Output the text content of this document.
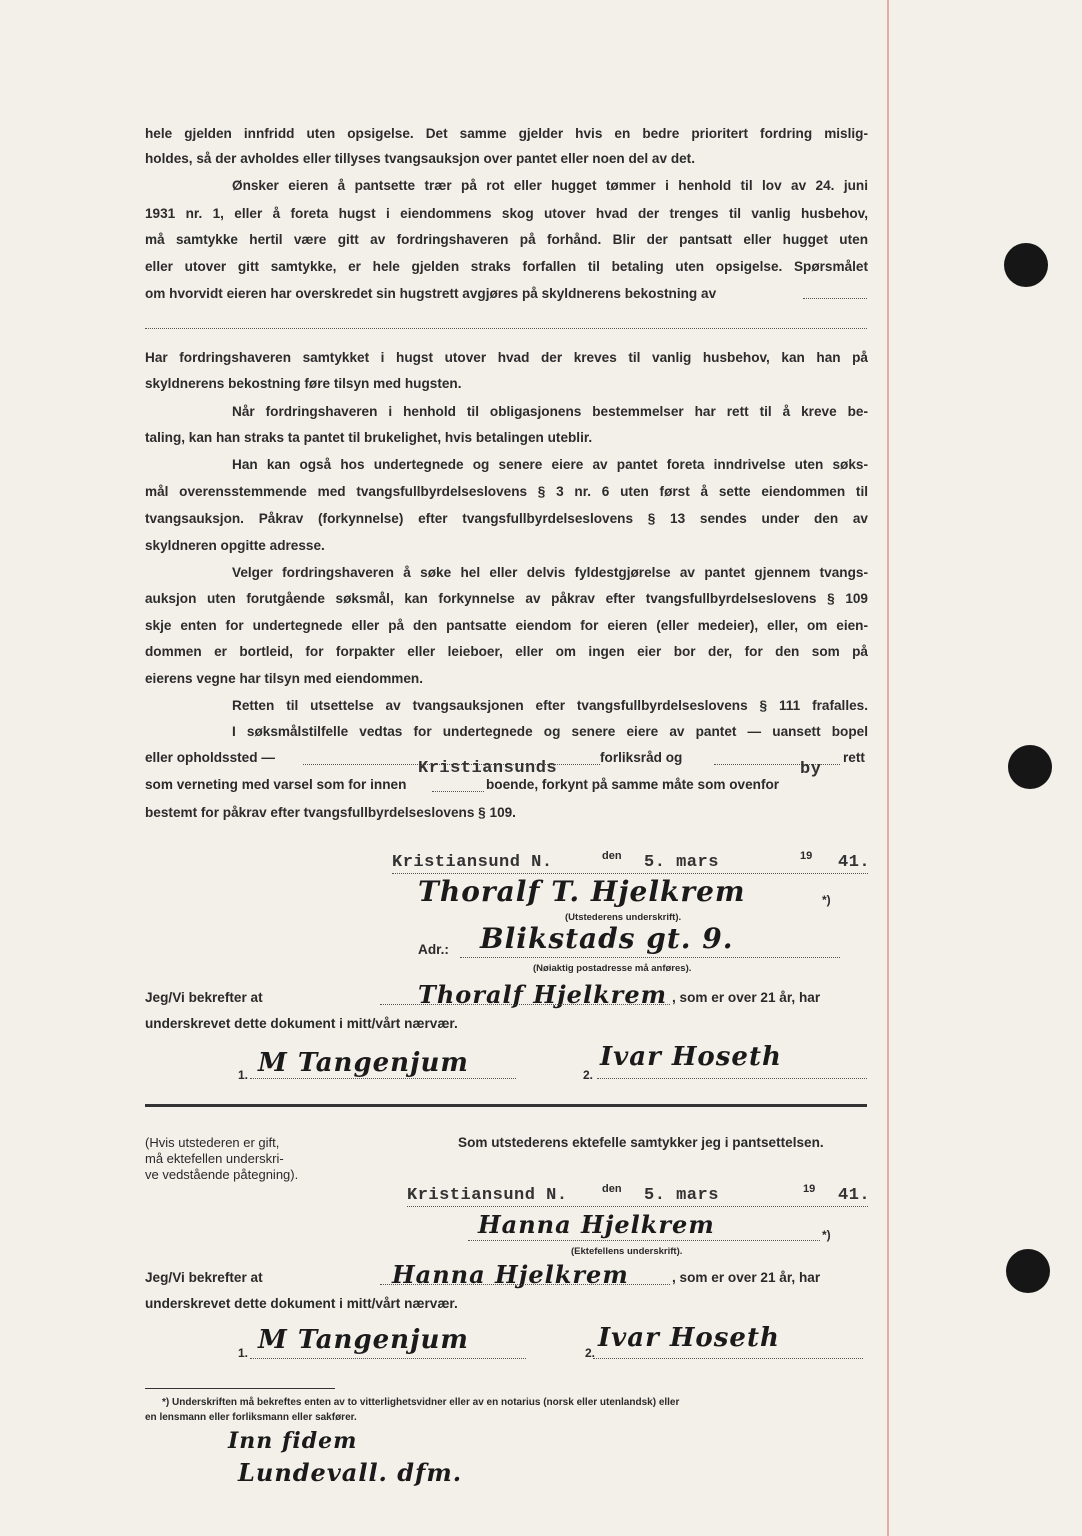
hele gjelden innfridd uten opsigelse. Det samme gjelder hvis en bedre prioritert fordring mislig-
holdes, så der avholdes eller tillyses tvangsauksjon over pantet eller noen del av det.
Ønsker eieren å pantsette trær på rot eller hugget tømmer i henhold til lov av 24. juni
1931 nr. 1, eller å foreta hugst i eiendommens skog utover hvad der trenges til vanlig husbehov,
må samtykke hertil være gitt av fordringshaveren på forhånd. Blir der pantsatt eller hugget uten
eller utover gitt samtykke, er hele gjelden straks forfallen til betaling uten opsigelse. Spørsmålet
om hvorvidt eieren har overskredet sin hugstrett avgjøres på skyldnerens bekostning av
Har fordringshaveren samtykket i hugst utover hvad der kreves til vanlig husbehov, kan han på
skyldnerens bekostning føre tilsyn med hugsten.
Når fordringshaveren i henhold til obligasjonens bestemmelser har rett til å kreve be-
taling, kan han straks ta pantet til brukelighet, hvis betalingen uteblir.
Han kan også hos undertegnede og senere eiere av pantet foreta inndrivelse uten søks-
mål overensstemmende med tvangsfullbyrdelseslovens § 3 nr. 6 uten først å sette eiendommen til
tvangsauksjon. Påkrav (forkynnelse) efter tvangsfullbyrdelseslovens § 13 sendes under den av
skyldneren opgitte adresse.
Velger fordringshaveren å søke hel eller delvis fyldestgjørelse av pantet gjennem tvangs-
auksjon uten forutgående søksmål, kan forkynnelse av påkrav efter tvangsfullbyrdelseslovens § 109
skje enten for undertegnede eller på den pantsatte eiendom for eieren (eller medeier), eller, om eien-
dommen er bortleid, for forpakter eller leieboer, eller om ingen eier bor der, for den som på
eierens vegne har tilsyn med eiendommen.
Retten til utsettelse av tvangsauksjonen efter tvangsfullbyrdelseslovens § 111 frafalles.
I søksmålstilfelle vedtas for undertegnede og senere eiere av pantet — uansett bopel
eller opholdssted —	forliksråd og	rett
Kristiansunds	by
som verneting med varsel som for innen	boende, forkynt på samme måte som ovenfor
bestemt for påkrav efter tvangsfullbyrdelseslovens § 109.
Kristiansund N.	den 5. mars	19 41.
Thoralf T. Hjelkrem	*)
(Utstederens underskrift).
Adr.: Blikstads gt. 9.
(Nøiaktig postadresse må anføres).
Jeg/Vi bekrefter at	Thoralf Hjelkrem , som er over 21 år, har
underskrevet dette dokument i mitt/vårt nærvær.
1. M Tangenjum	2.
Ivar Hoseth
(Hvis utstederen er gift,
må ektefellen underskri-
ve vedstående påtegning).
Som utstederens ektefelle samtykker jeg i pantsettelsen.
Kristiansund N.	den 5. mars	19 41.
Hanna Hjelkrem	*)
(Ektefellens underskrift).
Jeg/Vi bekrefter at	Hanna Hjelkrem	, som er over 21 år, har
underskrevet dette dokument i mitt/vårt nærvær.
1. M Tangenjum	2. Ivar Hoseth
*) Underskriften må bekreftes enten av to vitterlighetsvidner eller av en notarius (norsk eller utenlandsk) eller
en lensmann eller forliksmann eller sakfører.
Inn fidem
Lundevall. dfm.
_ _ _
Locate the string "husbehov" in the listing above and copy every line where it occurs.

* [OUTPUT BELOW]:
1931 nr. 1, eller å foreta hugst i eiendommens skog utover hvad der trenges til vanlig husbehov,
Har fordringshaveren samtykket i hugst utover hvad der kreves til vanlig husbehov, kan han på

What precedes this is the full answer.